Start of Data supplied
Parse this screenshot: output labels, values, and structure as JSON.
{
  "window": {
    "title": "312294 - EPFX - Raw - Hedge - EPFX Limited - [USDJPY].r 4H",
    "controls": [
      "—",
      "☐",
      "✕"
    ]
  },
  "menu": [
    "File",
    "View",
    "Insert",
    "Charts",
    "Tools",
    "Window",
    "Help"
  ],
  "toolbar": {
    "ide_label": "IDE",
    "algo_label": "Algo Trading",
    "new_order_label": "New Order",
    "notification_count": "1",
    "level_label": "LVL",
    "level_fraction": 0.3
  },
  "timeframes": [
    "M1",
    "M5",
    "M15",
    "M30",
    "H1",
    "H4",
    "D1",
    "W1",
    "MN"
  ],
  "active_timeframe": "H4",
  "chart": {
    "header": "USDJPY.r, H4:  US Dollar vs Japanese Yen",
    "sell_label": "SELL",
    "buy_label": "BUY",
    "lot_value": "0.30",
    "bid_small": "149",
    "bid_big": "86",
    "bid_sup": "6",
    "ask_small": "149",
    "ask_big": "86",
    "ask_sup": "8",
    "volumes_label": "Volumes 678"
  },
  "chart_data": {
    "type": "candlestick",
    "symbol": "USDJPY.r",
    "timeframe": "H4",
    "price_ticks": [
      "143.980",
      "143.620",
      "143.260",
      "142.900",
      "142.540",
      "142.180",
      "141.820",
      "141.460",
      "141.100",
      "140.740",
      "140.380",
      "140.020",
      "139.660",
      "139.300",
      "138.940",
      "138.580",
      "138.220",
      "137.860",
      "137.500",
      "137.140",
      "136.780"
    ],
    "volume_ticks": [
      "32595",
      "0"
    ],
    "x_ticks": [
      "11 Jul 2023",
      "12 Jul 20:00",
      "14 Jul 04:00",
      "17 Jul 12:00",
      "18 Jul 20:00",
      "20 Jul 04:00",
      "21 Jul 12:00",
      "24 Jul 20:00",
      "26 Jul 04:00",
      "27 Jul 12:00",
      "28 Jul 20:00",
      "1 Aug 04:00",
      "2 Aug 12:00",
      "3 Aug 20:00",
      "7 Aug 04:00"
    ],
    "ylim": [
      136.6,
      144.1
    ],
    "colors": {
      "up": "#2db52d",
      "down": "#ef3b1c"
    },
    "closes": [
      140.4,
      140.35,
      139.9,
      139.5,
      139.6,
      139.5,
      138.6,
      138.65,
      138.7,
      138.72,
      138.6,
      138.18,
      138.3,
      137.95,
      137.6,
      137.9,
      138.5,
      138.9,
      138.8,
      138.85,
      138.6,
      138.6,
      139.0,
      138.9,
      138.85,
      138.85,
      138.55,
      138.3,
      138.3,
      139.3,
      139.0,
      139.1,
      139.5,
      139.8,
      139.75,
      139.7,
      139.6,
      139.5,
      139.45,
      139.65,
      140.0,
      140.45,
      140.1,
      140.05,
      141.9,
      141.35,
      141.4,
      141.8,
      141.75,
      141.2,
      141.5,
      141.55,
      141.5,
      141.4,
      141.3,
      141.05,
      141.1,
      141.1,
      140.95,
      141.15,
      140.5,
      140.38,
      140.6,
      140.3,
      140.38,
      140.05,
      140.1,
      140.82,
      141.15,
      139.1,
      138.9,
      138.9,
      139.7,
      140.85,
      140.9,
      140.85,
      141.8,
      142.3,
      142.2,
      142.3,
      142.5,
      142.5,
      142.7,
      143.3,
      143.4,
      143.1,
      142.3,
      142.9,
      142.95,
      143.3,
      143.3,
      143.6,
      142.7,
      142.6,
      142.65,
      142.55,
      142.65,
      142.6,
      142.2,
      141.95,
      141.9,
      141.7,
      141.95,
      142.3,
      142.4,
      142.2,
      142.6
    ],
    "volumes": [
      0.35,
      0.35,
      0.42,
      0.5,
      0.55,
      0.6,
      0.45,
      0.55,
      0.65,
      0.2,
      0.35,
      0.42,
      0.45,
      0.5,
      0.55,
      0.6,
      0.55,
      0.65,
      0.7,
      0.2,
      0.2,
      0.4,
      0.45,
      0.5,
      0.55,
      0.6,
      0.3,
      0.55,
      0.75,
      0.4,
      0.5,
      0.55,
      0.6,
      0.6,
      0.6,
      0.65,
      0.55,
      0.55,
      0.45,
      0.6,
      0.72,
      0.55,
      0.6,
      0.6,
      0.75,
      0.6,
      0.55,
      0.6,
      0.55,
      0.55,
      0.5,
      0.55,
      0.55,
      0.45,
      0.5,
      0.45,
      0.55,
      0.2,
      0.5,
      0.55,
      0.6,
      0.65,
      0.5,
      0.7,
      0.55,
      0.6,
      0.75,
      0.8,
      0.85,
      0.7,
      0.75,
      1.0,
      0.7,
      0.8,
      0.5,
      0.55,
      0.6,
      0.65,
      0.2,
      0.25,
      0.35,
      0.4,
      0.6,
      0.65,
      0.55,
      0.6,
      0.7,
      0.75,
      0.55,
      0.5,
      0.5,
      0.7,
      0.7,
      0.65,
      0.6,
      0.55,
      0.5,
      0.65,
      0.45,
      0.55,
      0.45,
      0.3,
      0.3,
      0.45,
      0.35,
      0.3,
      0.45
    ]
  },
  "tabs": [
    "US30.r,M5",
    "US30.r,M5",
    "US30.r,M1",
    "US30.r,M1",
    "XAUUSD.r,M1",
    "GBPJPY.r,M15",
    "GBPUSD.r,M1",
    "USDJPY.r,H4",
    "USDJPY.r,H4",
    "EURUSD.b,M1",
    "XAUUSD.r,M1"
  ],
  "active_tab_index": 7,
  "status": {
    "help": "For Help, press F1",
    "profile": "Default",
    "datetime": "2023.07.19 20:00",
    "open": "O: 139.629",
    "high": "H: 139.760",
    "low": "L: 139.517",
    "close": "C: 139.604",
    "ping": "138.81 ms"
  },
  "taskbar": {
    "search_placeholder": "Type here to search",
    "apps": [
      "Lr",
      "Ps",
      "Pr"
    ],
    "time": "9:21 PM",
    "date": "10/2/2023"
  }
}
End of Data supplied
§ Exercise objective: Return all of the entries exactly as written.

§ Output for this exercise:
Parse this screenshot: output labels, values, and structure as JSON.
{
  "window": {
    "title": "312294 - EPFX - Raw - Hedge - EPFX Limited - [USDJPY].r 4H",
    "controls": [
      "—",
      "☐",
      "✕"
    ]
  },
  "menu": [
    "File",
    "View",
    "Insert",
    "Charts",
    "Tools",
    "Window",
    "Help"
  ],
  "toolbar": {
    "ide_label": "IDE",
    "algo_label": "Algo Trading",
    "new_order_label": "New Order",
    "notification_count": "1",
    "level_label": "LVL",
    "level_fraction": 0.3
  },
  "timeframes": [
    "M1",
    "M5",
    "M15",
    "M30",
    "H1",
    "H4",
    "D1",
    "W1",
    "MN"
  ],
  "active_timeframe": "H4",
  "chart": {
    "header": "USDJPY.r, H4:  US Dollar vs Japanese Yen",
    "sell_label": "SELL",
    "buy_label": "BUY",
    "lot_value": "0.30",
    "bid_small": "149",
    "bid_big": "86",
    "bid_sup": "6",
    "ask_small": "149",
    "ask_big": "86",
    "ask_sup": "8",
    "volumes_label": "Volumes 678"
  },
  "chart_data": {
    "type": "candlestick",
    "symbol": "USDJPY.r",
    "timeframe": "H4",
    "price_ticks": [
      "143.980",
      "143.620",
      "143.260",
      "142.900",
      "142.540",
      "142.180",
      "141.820",
      "141.460",
      "141.100",
      "140.740",
      "140.380",
      "140.020",
      "139.660",
      "139.300",
      "138.940",
      "138.580",
      "138.220",
      "137.860",
      "137.500",
      "137.140",
      "136.780"
    ],
    "volume_ticks": [
      "32595",
      "0"
    ],
    "x_ticks": [
      "11 Jul 2023",
      "12 Jul 20:00",
      "14 Jul 04:00",
      "17 Jul 12:00",
      "18 Jul 20:00",
      "20 Jul 04:00",
      "21 Jul 12:00",
      "24 Jul 20:00",
      "26 Jul 04:00",
      "27 Jul 12:00",
      "28 Jul 20:00",
      "1 Aug 04:00",
      "2 Aug 12:00",
      "3 Aug 20:00",
      "7 Aug 04:00"
    ],
    "ylim": [
      136.6,
      144.1
    ],
    "colors": {
      "up": "#2db52d",
      "down": "#ef3b1c"
    },
    "closes": [
      140.4,
      140.35,
      139.9,
      139.5,
      139.6,
      139.5,
      138.6,
      138.65,
      138.7,
      138.72,
      138.6,
      138.18,
      138.3,
      137.95,
      137.6,
      137.9,
      138.5,
      138.9,
      138.8,
      138.85,
      138.6,
      138.6,
      139.0,
      138.9,
      138.85,
      138.85,
      138.55,
      138.3,
      138.3,
      139.3,
      139.0,
      139.1,
      139.5,
      139.8,
      139.75,
      139.7,
      139.6,
      139.5,
      139.45,
      139.65,
      140.0,
      140.45,
      140.1,
      140.05,
      141.9,
      141.35,
      141.4,
      141.8,
      141.75,
      141.2,
      141.5,
      141.55,
      141.5,
      141.4,
      141.3,
      141.05,
      141.1,
      141.1,
      140.95,
      141.15,
      140.5,
      140.38,
      140.6,
      140.3,
      140.38,
      140.05,
      140.1,
      140.82,
      141.15,
      139.1,
      138.9,
      138.9,
      139.7,
      140.85,
      140.9,
      140.85,
      141.8,
      142.3,
      142.2,
      142.3,
      142.5,
      142.5,
      142.7,
      143.3,
      143.4,
      143.1,
      142.3,
      142.9,
      142.95,
      143.3,
      143.3,
      143.6,
      142.7,
      142.6,
      142.65,
      142.55,
      142.65,
      142.6,
      142.2,
      141.95,
      141.9,
      141.7,
      141.95,
      142.3,
      142.4,
      142.2,
      142.6
    ],
    "volumes": [
      0.35,
      0.35,
      0.42,
      0.5,
      0.55,
      0.6,
      0.45,
      0.55,
      0.65,
      0.2,
      0.35,
      0.42,
      0.45,
      0.5,
      0.55,
      0.6,
      0.55,
      0.65,
      0.7,
      0.2,
      0.2,
      0.4,
      0.45,
      0.5,
      0.55,
      0.6,
      0.3,
      0.55,
      0.75,
      0.4,
      0.5,
      0.55,
      0.6,
      0.6,
      0.6,
      0.65,
      0.55,
      0.55,
      0.45,
      0.6,
      0.72,
      0.55,
      0.6,
      0.6,
      0.75,
      0.6,
      0.55,
      0.6,
      0.55,
      0.55,
      0.5,
      0.55,
      0.55,
      0.45,
      0.5,
      0.45,
      0.55,
      0.2,
      0.5,
      0.55,
      0.6,
      0.65,
      0.5,
      0.7,
      0.55,
      0.6,
      0.75,
      0.8,
      0.85,
      0.7,
      0.75,
      1.0,
      0.7,
      0.8,
      0.5,
      0.55,
      0.6,
      0.65,
      0.2,
      0.25,
      0.35,
      0.4,
      0.6,
      0.65,
      0.55,
      0.6,
      0.7,
      0.75,
      0.55,
      0.5,
      0.5,
      0.7,
      0.7,
      0.65,
      0.6,
      0.55,
      0.5,
      0.65,
      0.45,
      0.55,
      0.45,
      0.3,
      0.3,
      0.45,
      0.35,
      0.3,
      0.45
    ]
  },
  "tabs": [
    "US30.r,M5",
    "US30.r,M5",
    "US30.r,M1",
    "US30.r,M1",
    "XAUUSD.r,M1",
    "GBPJPY.r,M15",
    "GBPUSD.r,M1",
    "USDJPY.r,H4",
    "USDJPY.r,H4",
    "EURUSD.b,M1",
    "XAUUSD.r,M1"
  ],
  "active_tab_index": 7,
  "status": {
    "help": "For Help, press F1",
    "profile": "Default",
    "datetime": "2023.07.19 20:00",
    "open": "O: 139.629",
    "high": "H: 139.760",
    "low": "L: 139.517",
    "close": "C: 139.604",
    "ping": "138.81 ms"
  },
  "taskbar": {
    "search_placeholder": "Type here to search",
    "apps": [
      "Lr",
      "Ps",
      "Pr"
    ],
    "time": "9:21 PM",
    "date": "10/2/2023"
  }
}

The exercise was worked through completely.